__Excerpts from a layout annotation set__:
>> start

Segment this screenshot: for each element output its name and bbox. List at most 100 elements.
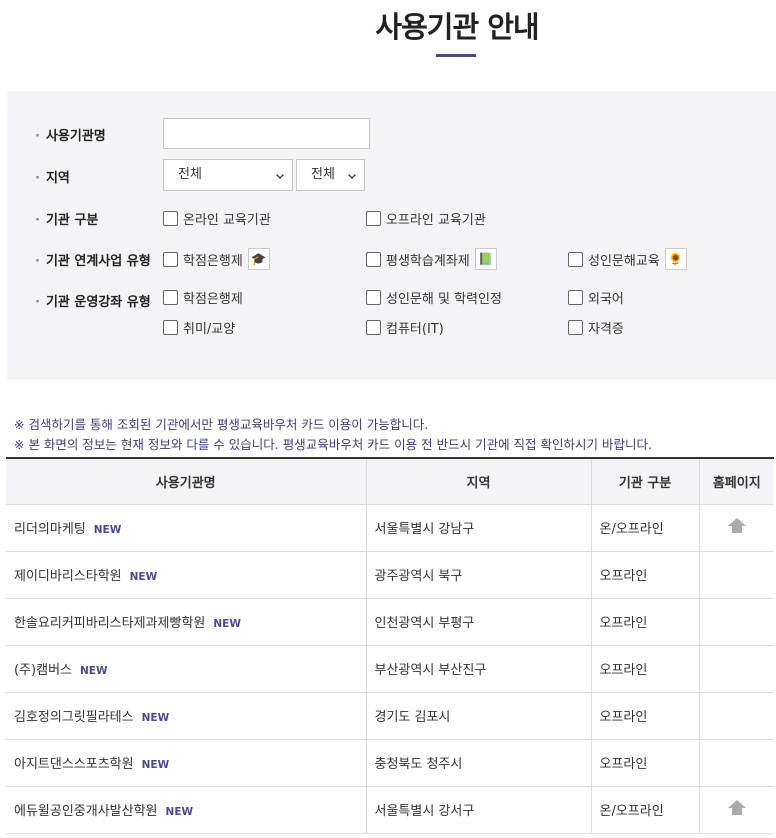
- institution-name[interactable]: 리더의마케팅: [14, 522, 86, 537]
- header-name: 사용기관명: [6, 458, 367, 505]
- course-foreign-language-checkbox[interactable]: 외국어: [568, 288, 624, 307]
- checkbox-box[interactable]: [568, 251, 583, 267]
- table-row[interactable]: 제이디바리스타학원 NEW 광주광역시 북구 오프라인: [6, 551, 774, 599]
- table-row[interactable]: 김호정의그릿필라테스 NEW 경기도 김포시 오프라인: [6, 692, 774, 740]
- chevron-down-icon: [276, 171, 284, 179]
- table-row[interactable]: 아지트댄스스포츠학원 NEW 충청북도 청주시 오프라인: [6, 739, 774, 787]
- course-literacy-label: 성인문해 및 학력인정: [386, 292, 502, 307]
- notice-line-1: ※ 검색하기를 통해 조회된 기관에서만 평생교육바우처 카드 이용이 가능합니…: [14, 417, 429, 432]
- region-cell: 경기도 김포시: [366, 692, 592, 740]
- course-certificate-label: 자격증: [588, 322, 624, 337]
- checkbox-box[interactable]: [163, 211, 178, 226]
- checkbox-box[interactable]: [366, 290, 381, 305]
- type-cell: 온/오프라인: [591, 504, 700, 552]
- course-hobby-label: 취미/교양: [183, 322, 236, 337]
- course-foreign-language-label: 외국어: [588, 292, 624, 307]
- institution-name[interactable]: 아지트댄스스포츠학원: [14, 757, 134, 772]
- checkbox-box[interactable]: [568, 320, 583, 335]
- table-body: 리더의마케팅 NEW 서울특별시 강남구 온/오프라인 제이디바리스타학원 NEW 광주광역…: [6, 504, 774, 834]
- institution-name-cell[interactable]: 제이디바리스타학원 NEW: [6, 551, 367, 599]
- project-lifelong-account-label: 평생학습계좌제: [386, 253, 470, 269]
- region-label: 지역: [35, 167, 70, 186]
- name-input[interactable]: [163, 118, 370, 149]
- type-cell: 오프라인: [591, 645, 700, 693]
- region-select-1[interactable]: 전체: [163, 159, 293, 191]
- course-literacy-checkbox[interactable]: 성인문해 및 학력인정: [366, 288, 502, 307]
- header-homepage: 홈페이지: [699, 458, 774, 505]
- new-badge: NEW: [165, 806, 194, 818]
- header-region: 지역: [366, 458, 592, 505]
- region-select-2[interactable]: 전체: [296, 159, 365, 191]
- table-row[interactable]: 리더의마케팅 NEW 서울특별시 강남구 온/오프라인: [6, 504, 774, 552]
- new-badge: NEW: [141, 759, 170, 771]
- project-literacy-label: 성인문해교육: [588, 253, 660, 269]
- table-row[interactable]: 에듀윌공인중개사발산학원 NEW 서울특별시 강서구 온/오프라인: [6, 786, 774, 834]
- institution-name[interactable]: 김호정의그릿필라테스: [14, 710, 134, 725]
- notice-line-2: ※ 본 화면의 정보는 현재 정보와 다를 수 있습니다. 평생교육바우처 카드…: [14, 437, 652, 452]
- checkbox-box[interactable]: [163, 251, 178, 267]
- institution-name[interactable]: 한솔요리커피바리스타제과제빵학원: [14, 616, 205, 631]
- book-icon: 📗: [474, 248, 497, 270]
- region-cell: 광주광역시 북구: [366, 551, 592, 599]
- chevron-down-icon: [348, 171, 356, 179]
- course-label: 기관 운영강좌 유형: [35, 291, 151, 310]
- type-cell: 오프라인: [591, 692, 700, 740]
- type-online-label: 온라인 교육기관: [183, 213, 271, 228]
- course-credit-bank-checkbox[interactable]: 학점은행제: [163, 288, 243, 307]
- course-credit-bank-label: 학점은행제: [183, 292, 243, 307]
- institution-table: 사용기관명 지역 기관 구분 홈페이지 리더의마케팅 NEW 서울특별시 강남구 온/…: [6, 457, 774, 834]
- course-certificate-checkbox[interactable]: 자격증: [568, 318, 624, 337]
- new-badge: NEW: [141, 712, 170, 724]
- institution-name[interactable]: 에듀윌공인중개사발산학원: [14, 804, 158, 819]
- checkbox-box[interactable]: [163, 290, 178, 305]
- project-literacy-checkbox[interactable]: 성인문해교육 🌻: [568, 248, 687, 270]
- institution-name-cell[interactable]: (주)캠버스 NEW: [6, 645, 367, 693]
- homepage-cell: [699, 692, 774, 740]
- home-icon[interactable]: [727, 799, 746, 816]
- institution-name[interactable]: (주)캠버스: [14, 663, 72, 678]
- homepage-cell: [699, 645, 774, 693]
- type-offline-checkbox[interactable]: 오프라인 교육기관: [366, 209, 486, 228]
- type-cell: 온/오프라인: [591, 786, 700, 834]
- project-lifelong-account-checkbox[interactable]: 평생학습계좌제 📗: [366, 248, 497, 270]
- type-cell: 오프라인: [591, 739, 700, 787]
- checkbox-box[interactable]: [163, 320, 178, 335]
- graduation-cap-icon: 🎓: [247, 248, 270, 270]
- homepage-cell: [699, 551, 774, 599]
- project-credit-bank-checkbox[interactable]: 학점은행제 🎓: [163, 248, 270, 270]
- header-type: 기관 구분: [591, 458, 700, 505]
- institution-name-cell[interactable]: 아지트댄스스포츠학원 NEW: [6, 739, 367, 787]
- homepage-cell: [699, 504, 774, 552]
- institution-name-cell[interactable]: 김호정의그릿필라테스 NEW: [6, 692, 367, 740]
- course-hobby-checkbox[interactable]: 취미/교양: [163, 318, 235, 337]
- name-label: 사용기관명: [35, 125, 106, 144]
- institution-name-cell[interactable]: 리더의마케팅 NEW: [6, 504, 367, 552]
- new-badge: NEW: [129, 571, 158, 583]
- table-header-row: 사용기관명 지역 기관 구분 홈페이지: [6, 458, 774, 505]
- homepage-cell: [699, 598, 774, 646]
- checkbox-box[interactable]: [366, 320, 381, 335]
- checkbox-box[interactable]: [366, 251, 381, 267]
- course-computer-checkbox[interactable]: 컴퓨터(IT): [366, 318, 444, 337]
- region-cell: 서울특별시 강남구: [366, 504, 592, 552]
- region-cell: 서울특별시 강서구: [366, 786, 592, 834]
- table-row[interactable]: 한솔요리커피바리스타제과제빵학원 NEW 인천광역시 부평구 오프라인: [6, 598, 774, 646]
- table-row[interactable]: (주)캠버스 NEW 부산광역시 부산진구 오프라인: [6, 645, 774, 693]
- project-credit-bank-label: 학점은행제: [183, 253, 243, 269]
- region-select-1-value: 전체: [178, 167, 202, 182]
- checkbox-box[interactable]: [568, 290, 583, 305]
- new-badge: NEW: [213, 618, 241, 630]
- institution-name-cell[interactable]: 에듀윌공인중개사발산학원 NEW: [6, 786, 367, 834]
- project-label: 기관 연계사업 유형: [35, 250, 151, 269]
- homepage-cell: [699, 739, 774, 787]
- new-badge: NEW: [79, 665, 108, 677]
- home-icon[interactable]: [727, 517, 746, 534]
- institution-name-cell[interactable]: 한솔요리커피바리스타제과제빵학원 NEW: [6, 598, 367, 646]
- page-title: 사용기관 안내: [375, 10, 539, 44]
- checkbox-box[interactable]: [366, 211, 381, 226]
- region-cell: 인천광역시 부평구: [366, 598, 592, 646]
- type-online-checkbox[interactable]: 온라인 교육기관: [163, 209, 271, 228]
- institution-name[interactable]: 제이디바리스타학원: [14, 569, 122, 584]
- flower-pot-icon: 🌻: [664, 248, 687, 270]
- title-underline: [436, 54, 476, 57]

>> end

__What the task asks__: Retype every line of the entries above without changing anything, and leave the pictures out.

__Exercise answer__:
Segment this screenshot: for each element output its name and bbox. List at most 100 elements.
- institution-name[interactable]: 리더의마케팅: [14, 522, 86, 537]
- header-name: 사용기관명: [6, 458, 367, 505]
- course-foreign-language-checkbox[interactable]: 외국어: [568, 288, 624, 307]
- checkbox-box[interactable]: [568, 251, 583, 267]
- table-row[interactable]: 제이디바리스타학원 NEW 광주광역시 북구 오프라인: [6, 551, 774, 599]
- table-row[interactable]: 김호정의그릿필라테스 NEW 경기도 김포시 오프라인: [6, 692, 774, 740]
- chevron-down-icon: [276, 171, 284, 179]
- table-row[interactable]: 아지트댄스스포츠학원 NEW 충청북도 청주시 오프라인: [6, 739, 774, 787]
- course-literacy-label: 성인문해 및 학력인정: [386, 292, 502, 307]
- notice-line-1: ※ 검색하기를 통해 조회된 기관에서만 평생교육바우처 카드 이용이 가능합니…: [14, 417, 429, 432]
- region-cell: 경기도 김포시: [366, 692, 592, 740]
- course-certificate-label: 자격증: [588, 322, 624, 337]
- checkbox-box[interactable]: [163, 211, 178, 226]
- checkbox-box[interactable]: [366, 290, 381, 305]
- type-cell: 온/오프라인: [591, 504, 700, 552]
- course-hobby-label: 취미/교양: [183, 322, 236, 337]
- course-foreign-language-label: 외국어: [588, 292, 624, 307]
- institution-name[interactable]: 아지트댄스스포츠학원: [14, 757, 134, 772]
- checkbox-box[interactable]: [568, 320, 583, 335]
- table-body: 리더의마케팅 NEW 서울특별시 강남구 온/오프라인 제이디바리스타학원 NEW 광주광역…: [6, 504, 774, 834]
- institution-name-cell[interactable]: 제이디바리스타학원 NEW: [6, 551, 367, 599]
- project-lifelong-account-label: 평생학습계좌제: [386, 253, 470, 269]
- region-label: 지역: [35, 167, 70, 186]
- name-input[interactable]: [163, 118, 370, 149]
- type-cell: 오프라인: [591, 645, 700, 693]
- region-select-1[interactable]: 전체: [163, 159, 293, 191]
- course-literacy-checkbox[interactable]: 성인문해 및 학력인정: [366, 288, 502, 307]
- header-homepage: 홈페이지: [699, 458, 774, 505]
- new-badge: NEW: [165, 806, 194, 818]
- header-region: 지역: [366, 458, 592, 505]
- region-select-2[interactable]: 전체: [296, 159, 365, 191]
- table-row[interactable]: 리더의마케팅 NEW 서울특별시 강남구 온/오프라인: [6, 504, 774, 552]
- new-badge: NEW: [141, 759, 170, 771]
- project-literacy-label: 성인문해교육: [588, 253, 660, 269]
- table-row[interactable]: 에듀윌공인중개사발산학원 NEW 서울특별시 강서구 온/오프라인: [6, 786, 774, 834]
- institution-name[interactable]: 김호정의그릿필라테스: [14, 710, 134, 725]
- notice-line-2: ※ 본 화면의 정보는 현재 정보와 다를 수 있습니다. 평생교육바우처 카드…: [14, 437, 652, 452]
- checkbox-box[interactable]: [163, 251, 178, 267]
- institution-name[interactable]: 한솔요리커피바리스타제과제빵학원: [14, 616, 205, 631]
- book-icon: 📗: [474, 248, 497, 270]
- region-cell: 광주광역시 북구: [366, 551, 592, 599]
- chevron-down-icon: [348, 171, 356, 179]
- course-label: 기관 운영강좌 유형: [35, 291, 151, 310]
- type-cell: 오프라인: [591, 692, 700, 740]
- type-online-label: 온라인 교육기관: [183, 213, 271, 228]
- course-credit-bank-checkbox[interactable]: 학점은행제: [163, 288, 243, 307]
- course-credit-bank-label: 학점은행제: [183, 292, 243, 307]
- institution-table: 사용기관명 지역 기관 구분 홈페이지 리더의마케팅 NEW 서울특별시 강남구 온/…: [6, 457, 774, 834]
- course-certificate-checkbox[interactable]: 자격증: [568, 318, 624, 337]
- new-badge: NEW: [141, 712, 170, 724]
- institution-name[interactable]: 에듀윌공인중개사발산학원: [14, 804, 158, 819]
- checkbox-box[interactable]: [163, 290, 178, 305]
- project-literacy-checkbox[interactable]: 성인문해교육 🌻: [568, 248, 687, 270]
- institution-name-cell[interactable]: (주)캠버스 NEW: [6, 645, 367, 693]
- homepage-cell: [699, 692, 774, 740]
- home-icon[interactable]: [727, 799, 746, 816]
- institution-name[interactable]: (주)캠버스: [14, 663, 72, 678]
- homepage-cell: [699, 645, 774, 693]
- type-offline-checkbox[interactable]: 오프라인 교육기관: [366, 209, 486, 228]
- type-cell: 온/오프라인: [591, 786, 700, 834]
- project-lifelong-account-checkbox[interactable]: 평생학습계좌제 📗: [366, 248, 497, 270]
- type-cell: 오프라인: [591, 739, 700, 787]
- checkbox-box[interactable]: [163, 320, 178, 335]
- graduation-cap-icon: 🎓: [247, 248, 270, 270]
- homepage-cell: [699, 551, 774, 599]
- project-credit-bank-checkbox[interactable]: 학점은행제 🎓: [163, 248, 270, 270]
- header-type: 기관 구분: [591, 458, 700, 505]
- institution-name-cell[interactable]: 아지트댄스스포츠학원 NEW: [6, 739, 367, 787]
- homepage-cell: [699, 504, 774, 552]
- institution-name-cell[interactable]: 김호정의그릿필라테스 NEW: [6, 692, 367, 740]
- course-hobby-checkbox[interactable]: 취미/교양: [163, 318, 235, 337]
- name-label: 사용기관명: [35, 125, 106, 144]
- institution-name-cell[interactable]: 리더의마케팅 NEW: [6, 504, 367, 552]
- new-badge: NEW: [129, 571, 158, 583]
- table-header-row: 사용기관명 지역 기관 구분 홈페이지: [6, 458, 774, 505]
- homepage-cell: [699, 598, 774, 646]
- checkbox-box[interactable]: [366, 320, 381, 335]
- checkbox-box[interactable]: [366, 251, 381, 267]
- course-computer-checkbox[interactable]: 컴퓨터(IT): [366, 318, 444, 337]
- region-cell: 서울특별시 강남구: [366, 504, 592, 552]
- region-cell: 서울특별시 강서구: [366, 786, 592, 834]
- table-row[interactable]: 한솔요리커피바리스타제과제빵학원 NEW 인천광역시 부평구 오프라인: [6, 598, 774, 646]
- table-row[interactable]: (주)캠버스 NEW 부산광역시 부산진구 오프라인: [6, 645, 774, 693]
- project-credit-bank-label: 학점은행제: [183, 253, 243, 269]
- region-select-1-value: 전체: [178, 167, 202, 182]
- checkbox-box[interactable]: [568, 290, 583, 305]
- new-badge: NEW: [213, 618, 241, 630]
- institution-name-cell[interactable]: 에듀윌공인중개사발산학원 NEW: [6, 786, 367, 834]
- project-label: 기관 연계사업 유형: [35, 250, 151, 269]
- homepage-cell: [699, 739, 774, 787]
- new-badge: NEW: [79, 665, 108, 677]
- home-icon[interactable]: [727, 517, 746, 534]
- institution-name-cell[interactable]: 한솔요리커피바리스타제과제빵학원 NEW: [6, 598, 367, 646]
- page-title: 사용기관 안내: [375, 10, 539, 44]
- checkbox-box[interactable]: [366, 211, 381, 226]
- region-cell: 인천광역시 부평구: [366, 598, 592, 646]
- type-online-checkbox[interactable]: 온라인 교육기관: [163, 209, 271, 228]
- institution-name[interactable]: 제이디바리스타학원: [14, 569, 122, 584]
- flower-pot-icon: 🌻: [664, 248, 687, 270]
- title-underline: [436, 54, 476, 57]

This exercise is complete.